━━ Input

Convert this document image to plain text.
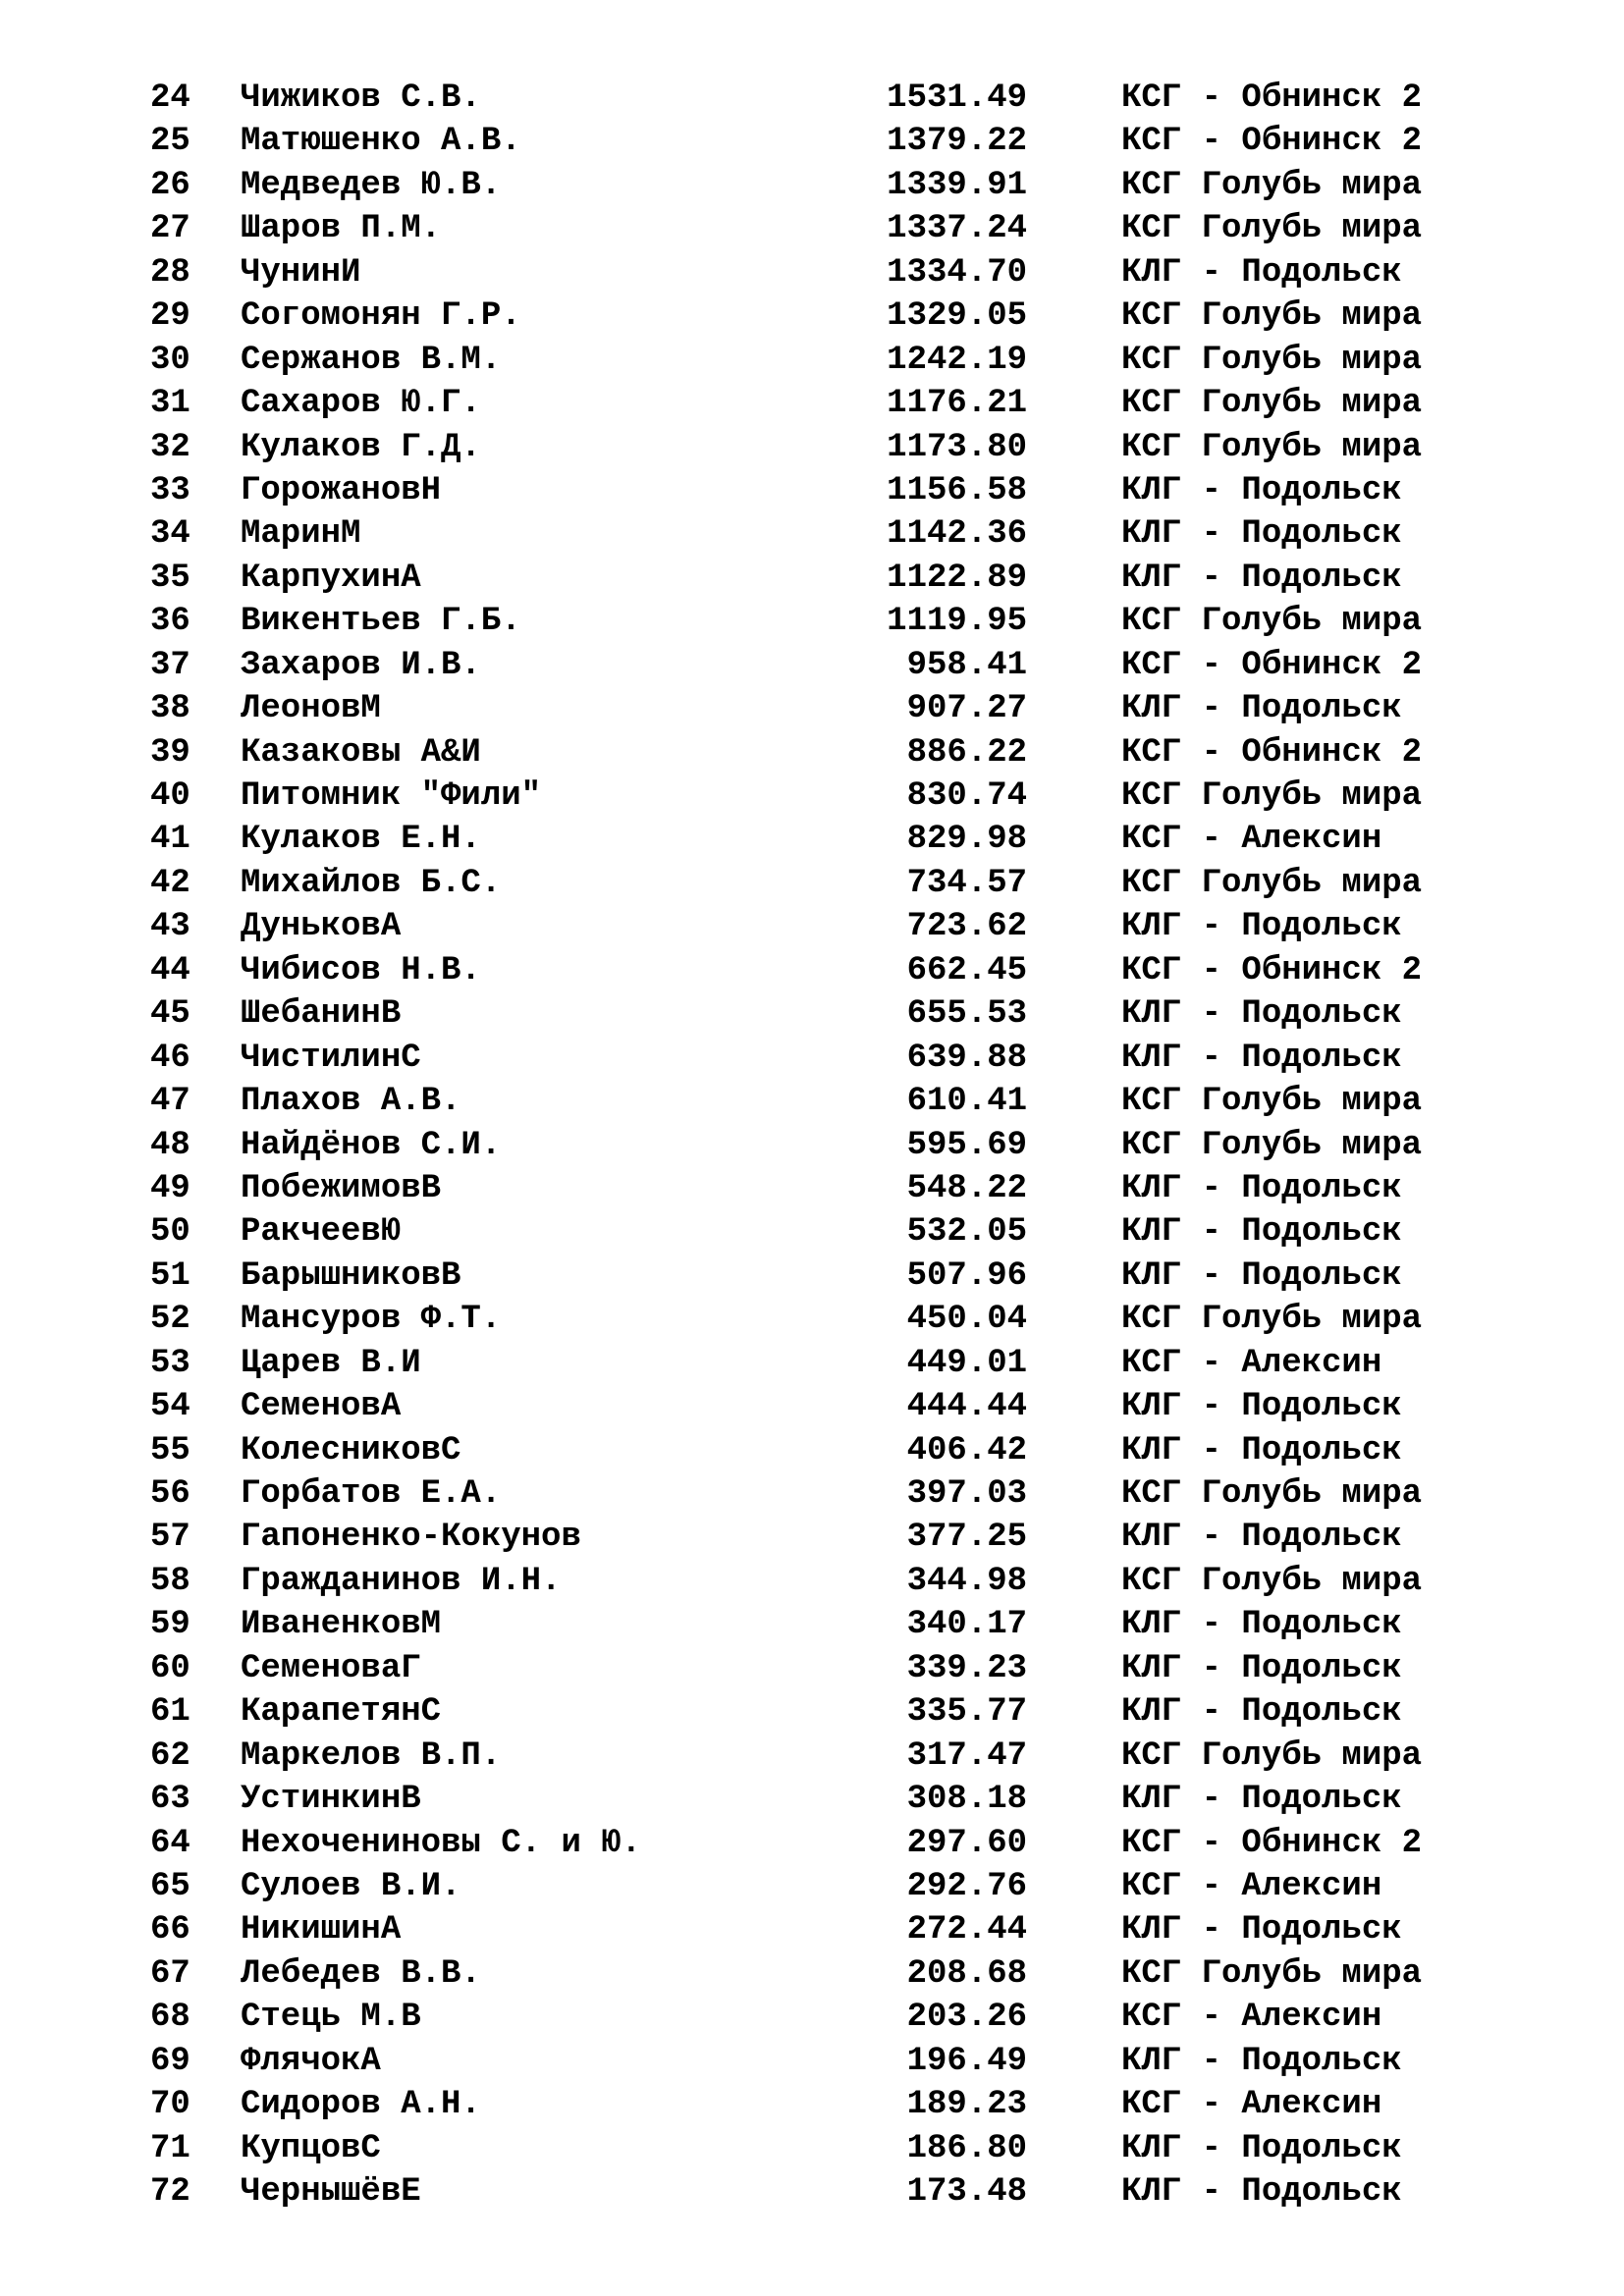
24 Чижиков С.В.	1531.49	КСГ - Обнинск 2
25 Матюшенко А.В.	1379.22	КСГ - Обнинск 2
26 Медведев Ю.В.	1339.91	КСГ Голубь мира
27 Шаров П.М.	1337.24	КСГ Голубь мира
28 ЧунинИ	1334.70	КЛГ - Подольск
29 Согомонян Г.Р.	1329.05	КСГ Голубь мира
30 Сержанов В.М.	1242.19	КСГ Голубь мира
31 Сахаров Ю.Г.	1176.21	КСГ Голубь мира
32 Кулаков Г.Д.	1173.80	КСГ Голубь мира
33 ГорожановН	1156.58	КЛГ - Подольск
34 МаринМ	1142.36	КЛГ - Подольск
35 КарпухинА	1122.89	КЛГ - Подольск
36 Викентьев Г.Б.	1119.95	КСГ Голубь мира
37 Захаров И.В.	958.41	КСГ - Обнинск 2
38 ЛеоновМ	907.27	КЛГ - Подольск
39 Казаковы А&И	886.22	КСГ - Обнинск 2
40 Питомник "Фили"	830.74	КСГ Голубь мира
41 Кулаков Е.Н.	829.98	КСГ - Алексин
42 Михайлов Б.С.	734.57	КСГ Голубь мира
43 ДуньковА	723.62	КЛГ - Подольск
44 Чибисов Н.В.	662.45	КСГ - Обнинск 2
45 ШебанинВ	655.53	КЛГ - Подольск
46 ЧистилинС	639.88	КЛГ - Подольск
47 Плахов А.В.	610.41	КСГ Голубь мира
48 Найдёнов С.И.	595.69	КСГ Голубь мира
49 ПобежимовВ	548.22	КЛГ - Подольск
50 РакчеевЮ	532.05	КЛГ - Подольск
51 БарышниковВ	507.96	КЛГ - Подольск
52 Мансуров Ф.Т.	450.04	КСГ Голубь мира
53 Царев В.И	449.01	КСГ - Алексин
54 СеменовА	444.44	КЛГ - Подольск
55 КолесниковС	406.42	КЛГ - Подольск
56 Горбатов Е.А.	397.03	КСГ Голубь мира
57 Гапоненко-Кокунов	377.25	КЛГ - Подольск
58 Гражданинов И.Н.	344.98	КСГ Голубь мира
59 ИваненковМ	340.17	КЛГ - Подольск
60 СеменоваГ	339.23	КЛГ - Подольск
61 КарапетянС	335.77	КЛГ - Подольск
62 Маркелов В.П.	317.47	КСГ Голубь мира
63 УстинкинВ	308.18	КЛГ - Подольск
64 Нехочениновы С. и Ю.	297.60	КСГ - Обнинск 2
65 Сулоев В.И.	292.76	КСГ - Алексин
66 НикишинА	272.44	КЛГ - Подольск
67 Лебедев В.В.	208.68	КСГ Голубь мира
68 Стець М.В	203.26	КСГ - Алексин
69 ФлячокА	196.49	КЛГ - Подольск
70 Сидоров А.Н.	189.23	КСГ - Алексин
71 КупцовС	186.80	КЛГ - Подольск
72 ЧернышёвЕ	173.48	КЛГ - Подольск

━━━━

* **Given exercise**
Among the lines of the data, identify those with the word "Кулаков". Copy each of them.

* **Solution to the problem**
32 Кулаков Г.Д.	1173.80	КСГ Голубь мира
41 Кулаков Е.Н.	829.98	КСГ - Алексин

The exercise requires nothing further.